# What you should do
Extract each line of the data and write it out again exactly.

━━━━━ Raw records

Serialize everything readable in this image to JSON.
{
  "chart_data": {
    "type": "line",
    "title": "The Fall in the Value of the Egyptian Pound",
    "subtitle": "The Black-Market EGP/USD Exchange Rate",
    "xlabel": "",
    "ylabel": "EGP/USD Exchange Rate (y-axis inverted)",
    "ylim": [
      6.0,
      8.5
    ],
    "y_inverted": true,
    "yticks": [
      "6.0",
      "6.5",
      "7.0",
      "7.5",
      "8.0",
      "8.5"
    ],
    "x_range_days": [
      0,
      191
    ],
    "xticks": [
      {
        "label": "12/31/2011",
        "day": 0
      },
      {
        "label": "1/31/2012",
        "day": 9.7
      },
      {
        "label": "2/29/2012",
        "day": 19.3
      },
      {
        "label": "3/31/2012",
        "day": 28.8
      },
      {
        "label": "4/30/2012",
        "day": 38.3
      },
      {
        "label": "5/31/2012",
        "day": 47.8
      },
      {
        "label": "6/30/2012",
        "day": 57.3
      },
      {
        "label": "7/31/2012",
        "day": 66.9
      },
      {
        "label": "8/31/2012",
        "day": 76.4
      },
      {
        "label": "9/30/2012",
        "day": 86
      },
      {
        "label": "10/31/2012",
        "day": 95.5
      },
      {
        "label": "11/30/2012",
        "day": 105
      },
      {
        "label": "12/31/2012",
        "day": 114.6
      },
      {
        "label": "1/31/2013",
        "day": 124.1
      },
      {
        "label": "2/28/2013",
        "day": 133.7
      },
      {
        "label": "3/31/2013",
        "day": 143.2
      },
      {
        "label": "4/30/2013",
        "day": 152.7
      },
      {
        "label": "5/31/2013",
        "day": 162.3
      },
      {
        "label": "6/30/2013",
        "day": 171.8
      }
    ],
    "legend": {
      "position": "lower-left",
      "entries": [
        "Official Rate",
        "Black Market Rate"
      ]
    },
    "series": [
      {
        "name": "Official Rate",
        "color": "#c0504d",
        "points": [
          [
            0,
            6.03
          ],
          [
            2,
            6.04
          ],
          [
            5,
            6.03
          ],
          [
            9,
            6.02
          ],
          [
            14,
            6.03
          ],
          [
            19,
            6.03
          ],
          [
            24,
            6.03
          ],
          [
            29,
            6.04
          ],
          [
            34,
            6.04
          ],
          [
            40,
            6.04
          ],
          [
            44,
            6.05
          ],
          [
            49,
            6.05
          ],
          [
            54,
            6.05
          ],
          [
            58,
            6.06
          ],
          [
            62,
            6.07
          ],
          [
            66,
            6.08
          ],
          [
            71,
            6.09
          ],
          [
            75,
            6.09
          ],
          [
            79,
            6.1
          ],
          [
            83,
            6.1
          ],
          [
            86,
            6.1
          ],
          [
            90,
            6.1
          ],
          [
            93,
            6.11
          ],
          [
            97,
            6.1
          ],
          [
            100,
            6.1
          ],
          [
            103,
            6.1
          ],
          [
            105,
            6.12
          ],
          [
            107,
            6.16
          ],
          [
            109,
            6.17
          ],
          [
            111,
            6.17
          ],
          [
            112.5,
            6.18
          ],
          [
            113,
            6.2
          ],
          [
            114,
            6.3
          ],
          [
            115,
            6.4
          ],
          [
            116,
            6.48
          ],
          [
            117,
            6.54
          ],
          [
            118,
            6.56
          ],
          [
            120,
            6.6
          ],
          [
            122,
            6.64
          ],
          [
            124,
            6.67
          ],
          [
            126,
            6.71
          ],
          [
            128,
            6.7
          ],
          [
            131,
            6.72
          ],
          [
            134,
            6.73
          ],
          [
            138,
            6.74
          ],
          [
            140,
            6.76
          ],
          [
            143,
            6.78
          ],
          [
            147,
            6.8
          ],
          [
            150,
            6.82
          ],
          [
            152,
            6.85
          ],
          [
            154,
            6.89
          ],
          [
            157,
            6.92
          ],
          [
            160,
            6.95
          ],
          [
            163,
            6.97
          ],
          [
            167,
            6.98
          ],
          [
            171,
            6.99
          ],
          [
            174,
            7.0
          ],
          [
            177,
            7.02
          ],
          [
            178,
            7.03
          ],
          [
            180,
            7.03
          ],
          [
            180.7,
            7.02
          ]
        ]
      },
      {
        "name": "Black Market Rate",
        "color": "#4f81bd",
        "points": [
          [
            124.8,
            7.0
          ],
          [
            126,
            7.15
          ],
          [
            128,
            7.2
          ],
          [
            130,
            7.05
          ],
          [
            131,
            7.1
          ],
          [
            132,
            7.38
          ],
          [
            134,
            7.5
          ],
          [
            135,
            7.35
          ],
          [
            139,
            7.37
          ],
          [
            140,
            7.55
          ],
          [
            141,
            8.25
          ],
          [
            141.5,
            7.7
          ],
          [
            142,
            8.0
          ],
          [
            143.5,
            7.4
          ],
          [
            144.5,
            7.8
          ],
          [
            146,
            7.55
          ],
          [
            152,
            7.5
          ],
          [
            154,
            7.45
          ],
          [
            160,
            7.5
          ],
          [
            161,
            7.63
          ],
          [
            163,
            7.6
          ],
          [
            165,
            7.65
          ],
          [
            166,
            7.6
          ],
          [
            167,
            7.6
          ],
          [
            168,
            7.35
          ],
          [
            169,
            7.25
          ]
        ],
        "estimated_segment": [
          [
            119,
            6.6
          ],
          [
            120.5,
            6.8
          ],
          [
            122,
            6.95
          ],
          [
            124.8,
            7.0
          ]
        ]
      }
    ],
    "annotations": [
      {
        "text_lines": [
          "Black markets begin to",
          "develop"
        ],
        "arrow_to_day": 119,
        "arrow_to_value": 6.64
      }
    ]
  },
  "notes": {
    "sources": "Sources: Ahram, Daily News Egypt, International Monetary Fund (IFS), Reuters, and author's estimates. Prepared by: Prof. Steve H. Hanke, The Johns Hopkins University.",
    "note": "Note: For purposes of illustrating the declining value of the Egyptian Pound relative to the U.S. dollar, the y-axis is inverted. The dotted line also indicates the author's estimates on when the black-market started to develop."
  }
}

━━━━━━━━━━

# Full solution
Serialize everything readable in this image to JSON.
{
  "chart_data": {
    "type": "line",
    "title": "The Fall in the Value of the Egyptian Pound",
    "subtitle": "The Black-Market EGP/USD Exchange Rate",
    "xlabel": "",
    "ylabel": "EGP/USD Exchange Rate (y-axis inverted)",
    "ylim": [
      6.0,
      8.5
    ],
    "y_inverted": true,
    "yticks": [
      "6.0",
      "6.5",
      "7.0",
      "7.5",
      "8.0",
      "8.5"
    ],
    "x_range_days": [
      0,
      191
    ],
    "xticks": [
      {
        "label": "12/31/2011",
        "day": 0
      },
      {
        "label": "1/31/2012",
        "day": 9.7
      },
      {
        "label": "2/29/2012",
        "day": 19.3
      },
      {
        "label": "3/31/2012",
        "day": 28.8
      },
      {
        "label": "4/30/2012",
        "day": 38.3
      },
      {
        "label": "5/31/2012",
        "day": 47.8
      },
      {
        "label": "6/30/2012",
        "day": 57.3
      },
      {
        "label": "7/31/2012",
        "day": 66.9
      },
      {
        "label": "8/31/2012",
        "day": 76.4
      },
      {
        "label": "9/30/2012",
        "day": 86
      },
      {
        "label": "10/31/2012",
        "day": 95.5
      },
      {
        "label": "11/30/2012",
        "day": 105
      },
      {
        "label": "12/31/2012",
        "day": 114.6
      },
      {
        "label": "1/31/2013",
        "day": 124.1
      },
      {
        "label": "2/28/2013",
        "day": 133.7
      },
      {
        "label": "3/31/2013",
        "day": 143.2
      },
      {
        "label": "4/30/2013",
        "day": 152.7
      },
      {
        "label": "5/31/2013",
        "day": 162.3
      },
      {
        "label": "6/30/2013",
        "day": 171.8
      }
    ],
    "legend": {
      "position": "lower-left",
      "entries": [
        "Official Rate",
        "Black Market Rate"
      ]
    },
    "series": [
      {
        "name": "Official Rate",
        "color": "#c0504d",
        "points": [
          [
            0,
            6.03
          ],
          [
            2,
            6.04
          ],
          [
            5,
            6.03
          ],
          [
            9,
            6.02
          ],
          [
            14,
            6.03
          ],
          [
            19,
            6.03
          ],
          [
            24,
            6.03
          ],
          [
            29,
            6.04
          ],
          [
            34,
            6.04
          ],
          [
            40,
            6.04
          ],
          [
            44,
            6.05
          ],
          [
            49,
            6.05
          ],
          [
            54,
            6.05
          ],
          [
            58,
            6.06
          ],
          [
            62,
            6.07
          ],
          [
            66,
            6.08
          ],
          [
            71,
            6.09
          ],
          [
            75,
            6.09
          ],
          [
            79,
            6.1
          ],
          [
            83,
            6.1
          ],
          [
            86,
            6.1
          ],
          [
            90,
            6.1
          ],
          [
            93,
            6.11
          ],
          [
            97,
            6.1
          ],
          [
            100,
            6.1
          ],
          [
            103,
            6.1
          ],
          [
            105,
            6.12
          ],
          [
            107,
            6.16
          ],
          [
            109,
            6.17
          ],
          [
            111,
            6.17
          ],
          [
            112.5,
            6.18
          ],
          [
            113,
            6.2
          ],
          [
            114,
            6.3
          ],
          [
            115,
            6.4
          ],
          [
            116,
            6.48
          ],
          [
            117,
            6.54
          ],
          [
            118,
            6.56
          ],
          [
            120,
            6.6
          ],
          [
            122,
            6.64
          ],
          [
            124,
            6.67
          ],
          [
            126,
            6.71
          ],
          [
            128,
            6.7
          ],
          [
            131,
            6.72
          ],
          [
            134,
            6.73
          ],
          [
            138,
            6.74
          ],
          [
            140,
            6.76
          ],
          [
            143,
            6.78
          ],
          [
            147,
            6.8
          ],
          [
            150,
            6.82
          ],
          [
            152,
            6.85
          ],
          [
            154,
            6.89
          ],
          [
            157,
            6.92
          ],
          [
            160,
            6.95
          ],
          [
            163,
            6.97
          ],
          [
            167,
            6.98
          ],
          [
            171,
            6.99
          ],
          [
            174,
            7.0
          ],
          [
            177,
            7.02
          ],
          [
            178,
            7.03
          ],
          [
            180,
            7.03
          ],
          [
            180.7,
            7.02
          ]
        ]
      },
      {
        "name": "Black Market Rate",
        "color": "#4f81bd",
        "points": [
          [
            124.8,
            7.0
          ],
          [
            126,
            7.15
          ],
          [
            128,
            7.2
          ],
          [
            130,
            7.05
          ],
          [
            131,
            7.1
          ],
          [
            132,
            7.38
          ],
          [
            134,
            7.5
          ],
          [
            135,
            7.35
          ],
          [
            139,
            7.37
          ],
          [
            140,
            7.55
          ],
          [
            141,
            8.25
          ],
          [
            141.5,
            7.7
          ],
          [
            142,
            8.0
          ],
          [
            143.5,
            7.4
          ],
          [
            144.5,
            7.8
          ],
          [
            146,
            7.55
          ],
          [
            152,
            7.5
          ],
          [
            154,
            7.45
          ],
          [
            160,
            7.5
          ],
          [
            161,
            7.63
          ],
          [
            163,
            7.6
          ],
          [
            165,
            7.65
          ],
          [
            166,
            7.6
          ],
          [
            167,
            7.6
          ],
          [
            168,
            7.35
          ],
          [
            169,
            7.25
          ]
        ],
        "estimated_segment": [
          [
            119,
            6.6
          ],
          [
            120.5,
            6.8
          ],
          [
            122,
            6.95
          ],
          [
            124.8,
            7.0
          ]
        ]
      }
    ],
    "annotations": [
      {
        "text_lines": [
          "Black markets begin to",
          "develop"
        ],
        "arrow_to_day": 119,
        "arrow_to_value": 6.64
      }
    ]
  },
  "notes": {
    "sources": "Sources: Ahram, Daily News Egypt, International Monetary Fund (IFS), Reuters, and author's estimates. Prepared by: Prof. Steve H. Hanke, The Johns Hopkins University.",
    "note": "Note: For purposes of illustrating the declining value of the Egyptian Pound relative to the U.S. dollar, the y-axis is inverted. The dotted line also indicates the author's estimates on when the black-market started to develop."
  }
}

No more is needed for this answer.